(Saved entries)
#####
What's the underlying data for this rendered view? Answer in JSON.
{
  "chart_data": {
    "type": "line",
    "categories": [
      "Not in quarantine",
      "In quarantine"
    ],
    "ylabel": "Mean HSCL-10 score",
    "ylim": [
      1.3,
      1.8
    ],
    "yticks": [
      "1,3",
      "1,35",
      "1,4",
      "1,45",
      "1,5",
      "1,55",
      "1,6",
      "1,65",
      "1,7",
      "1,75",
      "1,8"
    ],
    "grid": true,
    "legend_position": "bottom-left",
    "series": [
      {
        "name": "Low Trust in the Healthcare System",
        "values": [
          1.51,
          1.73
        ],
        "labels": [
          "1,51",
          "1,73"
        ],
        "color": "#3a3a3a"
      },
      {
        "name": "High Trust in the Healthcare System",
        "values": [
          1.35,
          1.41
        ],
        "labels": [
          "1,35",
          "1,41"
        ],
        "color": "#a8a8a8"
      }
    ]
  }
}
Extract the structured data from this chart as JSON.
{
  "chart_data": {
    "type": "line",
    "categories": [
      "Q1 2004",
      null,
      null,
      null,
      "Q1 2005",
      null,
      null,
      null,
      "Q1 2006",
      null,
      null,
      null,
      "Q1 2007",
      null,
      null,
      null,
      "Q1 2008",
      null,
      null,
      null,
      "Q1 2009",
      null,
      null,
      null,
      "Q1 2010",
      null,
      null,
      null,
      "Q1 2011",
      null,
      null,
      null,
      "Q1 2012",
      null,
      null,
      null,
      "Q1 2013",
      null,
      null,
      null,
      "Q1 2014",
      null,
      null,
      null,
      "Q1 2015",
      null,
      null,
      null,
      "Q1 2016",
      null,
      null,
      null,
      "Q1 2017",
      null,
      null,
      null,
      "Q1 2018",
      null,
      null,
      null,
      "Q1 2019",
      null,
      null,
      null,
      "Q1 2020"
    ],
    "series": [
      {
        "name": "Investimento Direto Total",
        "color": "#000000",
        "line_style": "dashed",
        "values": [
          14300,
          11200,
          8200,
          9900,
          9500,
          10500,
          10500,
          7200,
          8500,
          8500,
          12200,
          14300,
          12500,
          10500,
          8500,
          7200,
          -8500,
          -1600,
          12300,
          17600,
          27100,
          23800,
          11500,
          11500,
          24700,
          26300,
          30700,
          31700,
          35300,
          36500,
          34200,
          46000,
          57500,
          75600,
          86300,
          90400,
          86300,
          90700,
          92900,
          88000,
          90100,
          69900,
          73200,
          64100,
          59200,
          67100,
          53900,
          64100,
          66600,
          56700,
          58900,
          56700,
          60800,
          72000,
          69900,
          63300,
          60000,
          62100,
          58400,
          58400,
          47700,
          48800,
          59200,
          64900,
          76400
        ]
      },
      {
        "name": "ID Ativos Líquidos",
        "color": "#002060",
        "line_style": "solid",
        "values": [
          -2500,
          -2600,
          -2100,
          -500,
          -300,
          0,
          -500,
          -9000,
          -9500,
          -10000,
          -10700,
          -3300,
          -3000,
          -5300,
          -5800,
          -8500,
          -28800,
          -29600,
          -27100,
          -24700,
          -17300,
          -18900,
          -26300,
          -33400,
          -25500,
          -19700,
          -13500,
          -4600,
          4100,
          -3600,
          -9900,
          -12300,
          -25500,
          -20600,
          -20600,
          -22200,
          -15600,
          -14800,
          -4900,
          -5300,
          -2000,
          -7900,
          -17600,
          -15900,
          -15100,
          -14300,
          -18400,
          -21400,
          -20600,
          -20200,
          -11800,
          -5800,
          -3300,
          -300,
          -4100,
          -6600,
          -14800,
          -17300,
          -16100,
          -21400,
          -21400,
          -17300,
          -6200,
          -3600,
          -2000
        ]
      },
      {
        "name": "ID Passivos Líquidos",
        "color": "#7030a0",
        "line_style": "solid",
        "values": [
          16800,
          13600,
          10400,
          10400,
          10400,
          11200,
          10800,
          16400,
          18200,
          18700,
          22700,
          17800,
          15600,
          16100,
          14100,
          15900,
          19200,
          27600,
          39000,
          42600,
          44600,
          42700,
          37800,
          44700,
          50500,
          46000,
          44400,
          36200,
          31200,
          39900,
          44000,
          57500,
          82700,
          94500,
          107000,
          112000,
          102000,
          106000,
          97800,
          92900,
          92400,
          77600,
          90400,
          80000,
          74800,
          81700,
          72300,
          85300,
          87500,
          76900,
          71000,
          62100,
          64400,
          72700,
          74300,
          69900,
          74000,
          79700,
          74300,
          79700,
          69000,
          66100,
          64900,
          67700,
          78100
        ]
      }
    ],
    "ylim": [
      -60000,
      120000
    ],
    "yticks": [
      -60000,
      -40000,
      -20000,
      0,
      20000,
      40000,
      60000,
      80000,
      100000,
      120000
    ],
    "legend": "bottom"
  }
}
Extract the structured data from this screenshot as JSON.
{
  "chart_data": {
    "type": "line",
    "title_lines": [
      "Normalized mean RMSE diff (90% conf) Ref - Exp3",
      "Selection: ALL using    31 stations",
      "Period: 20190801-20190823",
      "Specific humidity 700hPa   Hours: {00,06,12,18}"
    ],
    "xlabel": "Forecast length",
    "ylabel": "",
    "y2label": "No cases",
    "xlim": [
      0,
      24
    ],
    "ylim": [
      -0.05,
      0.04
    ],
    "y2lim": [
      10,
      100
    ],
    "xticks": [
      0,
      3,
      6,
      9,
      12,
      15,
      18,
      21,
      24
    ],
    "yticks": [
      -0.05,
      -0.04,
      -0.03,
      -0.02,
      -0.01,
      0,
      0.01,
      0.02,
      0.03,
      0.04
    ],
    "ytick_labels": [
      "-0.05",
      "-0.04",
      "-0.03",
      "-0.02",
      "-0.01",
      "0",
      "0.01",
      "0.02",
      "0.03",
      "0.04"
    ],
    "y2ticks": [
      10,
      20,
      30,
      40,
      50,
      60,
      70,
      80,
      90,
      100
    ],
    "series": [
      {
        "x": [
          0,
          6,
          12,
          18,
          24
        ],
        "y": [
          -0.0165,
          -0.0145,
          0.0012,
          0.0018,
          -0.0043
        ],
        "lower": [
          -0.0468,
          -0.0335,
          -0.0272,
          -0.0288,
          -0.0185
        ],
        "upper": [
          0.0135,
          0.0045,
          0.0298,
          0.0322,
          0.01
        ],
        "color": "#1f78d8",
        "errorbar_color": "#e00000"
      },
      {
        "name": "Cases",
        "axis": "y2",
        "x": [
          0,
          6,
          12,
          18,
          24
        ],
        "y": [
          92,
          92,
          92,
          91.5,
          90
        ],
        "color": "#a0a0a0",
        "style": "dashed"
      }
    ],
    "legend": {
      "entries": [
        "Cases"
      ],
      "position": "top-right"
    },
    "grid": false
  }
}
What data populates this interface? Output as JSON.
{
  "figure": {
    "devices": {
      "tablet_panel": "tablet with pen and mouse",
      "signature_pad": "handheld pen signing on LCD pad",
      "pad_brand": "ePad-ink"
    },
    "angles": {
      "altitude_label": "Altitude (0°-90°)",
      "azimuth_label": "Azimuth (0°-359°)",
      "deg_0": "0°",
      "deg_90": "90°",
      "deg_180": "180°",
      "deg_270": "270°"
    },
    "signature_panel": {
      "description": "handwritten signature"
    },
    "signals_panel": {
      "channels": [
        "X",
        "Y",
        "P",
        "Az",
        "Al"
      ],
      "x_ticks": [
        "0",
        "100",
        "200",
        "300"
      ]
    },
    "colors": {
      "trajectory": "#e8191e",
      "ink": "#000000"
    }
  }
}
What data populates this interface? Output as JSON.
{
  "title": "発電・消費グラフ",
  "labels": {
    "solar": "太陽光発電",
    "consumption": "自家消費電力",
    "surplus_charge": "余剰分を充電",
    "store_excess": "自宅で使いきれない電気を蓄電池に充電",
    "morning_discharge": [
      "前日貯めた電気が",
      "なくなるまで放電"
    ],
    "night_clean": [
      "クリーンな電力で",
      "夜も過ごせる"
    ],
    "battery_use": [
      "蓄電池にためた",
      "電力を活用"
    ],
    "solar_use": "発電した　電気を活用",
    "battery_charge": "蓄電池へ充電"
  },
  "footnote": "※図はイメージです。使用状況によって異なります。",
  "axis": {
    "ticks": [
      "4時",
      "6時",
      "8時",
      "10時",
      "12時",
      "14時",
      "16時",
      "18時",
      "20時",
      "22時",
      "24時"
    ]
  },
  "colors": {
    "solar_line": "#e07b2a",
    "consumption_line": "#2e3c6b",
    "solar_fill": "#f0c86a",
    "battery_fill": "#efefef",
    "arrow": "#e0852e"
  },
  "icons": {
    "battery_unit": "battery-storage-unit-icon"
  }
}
#####
Work to be completed:
Where does the word "Trust" appear in the listing? List each line that holds it.

Result for this exercise:
        "name": "Low Trust in the Healthcare System",
        "name": "High Trust in the Healthcare System",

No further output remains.